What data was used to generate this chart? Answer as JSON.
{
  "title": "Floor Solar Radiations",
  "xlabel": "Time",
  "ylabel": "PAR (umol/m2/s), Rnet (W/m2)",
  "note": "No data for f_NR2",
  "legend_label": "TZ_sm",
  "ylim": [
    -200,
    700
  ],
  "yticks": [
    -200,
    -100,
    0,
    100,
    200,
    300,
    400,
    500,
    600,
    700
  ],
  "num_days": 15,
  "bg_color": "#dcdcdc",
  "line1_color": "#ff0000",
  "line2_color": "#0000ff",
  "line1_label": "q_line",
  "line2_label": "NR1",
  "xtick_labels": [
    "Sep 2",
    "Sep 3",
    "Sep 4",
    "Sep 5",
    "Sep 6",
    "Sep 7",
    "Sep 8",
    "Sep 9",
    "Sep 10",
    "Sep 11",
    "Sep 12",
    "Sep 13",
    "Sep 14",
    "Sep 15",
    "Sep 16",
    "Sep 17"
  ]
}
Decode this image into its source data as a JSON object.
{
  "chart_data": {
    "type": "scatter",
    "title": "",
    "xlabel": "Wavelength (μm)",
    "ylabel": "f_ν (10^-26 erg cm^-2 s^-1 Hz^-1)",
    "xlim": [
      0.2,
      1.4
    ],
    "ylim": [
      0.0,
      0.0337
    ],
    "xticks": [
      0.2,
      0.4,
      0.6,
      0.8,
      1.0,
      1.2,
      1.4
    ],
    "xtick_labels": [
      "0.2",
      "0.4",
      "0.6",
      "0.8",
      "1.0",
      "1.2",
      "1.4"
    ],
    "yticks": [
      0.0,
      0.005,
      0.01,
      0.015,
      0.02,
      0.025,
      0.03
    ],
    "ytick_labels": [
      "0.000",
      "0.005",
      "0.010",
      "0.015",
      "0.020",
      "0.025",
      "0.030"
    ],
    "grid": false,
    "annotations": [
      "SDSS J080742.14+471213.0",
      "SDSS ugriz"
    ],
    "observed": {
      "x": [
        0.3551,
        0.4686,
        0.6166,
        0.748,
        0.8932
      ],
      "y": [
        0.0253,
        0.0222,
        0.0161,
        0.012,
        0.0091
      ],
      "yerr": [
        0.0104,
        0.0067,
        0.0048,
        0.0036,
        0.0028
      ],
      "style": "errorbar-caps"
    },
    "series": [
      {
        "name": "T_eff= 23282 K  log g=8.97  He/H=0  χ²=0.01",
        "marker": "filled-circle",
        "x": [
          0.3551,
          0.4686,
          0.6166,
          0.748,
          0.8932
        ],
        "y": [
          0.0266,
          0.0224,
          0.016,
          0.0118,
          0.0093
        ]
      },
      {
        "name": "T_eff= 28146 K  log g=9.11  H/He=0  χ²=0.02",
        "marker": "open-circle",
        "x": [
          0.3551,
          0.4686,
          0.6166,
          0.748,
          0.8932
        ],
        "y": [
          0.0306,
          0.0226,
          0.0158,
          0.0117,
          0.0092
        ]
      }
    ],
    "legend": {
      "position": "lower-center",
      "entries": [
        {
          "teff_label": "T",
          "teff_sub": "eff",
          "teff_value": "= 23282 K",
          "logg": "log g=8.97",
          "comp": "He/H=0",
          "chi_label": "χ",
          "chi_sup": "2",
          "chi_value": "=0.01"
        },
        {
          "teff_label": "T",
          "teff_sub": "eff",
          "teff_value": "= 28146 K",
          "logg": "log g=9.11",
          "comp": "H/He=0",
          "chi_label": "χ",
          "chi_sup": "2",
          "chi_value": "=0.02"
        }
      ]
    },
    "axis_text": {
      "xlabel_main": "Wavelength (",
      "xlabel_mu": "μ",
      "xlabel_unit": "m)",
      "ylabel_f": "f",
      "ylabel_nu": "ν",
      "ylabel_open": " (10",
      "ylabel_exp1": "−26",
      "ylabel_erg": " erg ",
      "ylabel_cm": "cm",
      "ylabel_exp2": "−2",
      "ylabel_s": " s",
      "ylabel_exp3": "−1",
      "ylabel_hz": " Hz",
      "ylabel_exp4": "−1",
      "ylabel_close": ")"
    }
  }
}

_ _ _ _ _ _ _

### What is asked
Pull out every line above that holds the word "title".

### Answer to this problem
  "title": "Floor Solar Radiations",
    "title": "",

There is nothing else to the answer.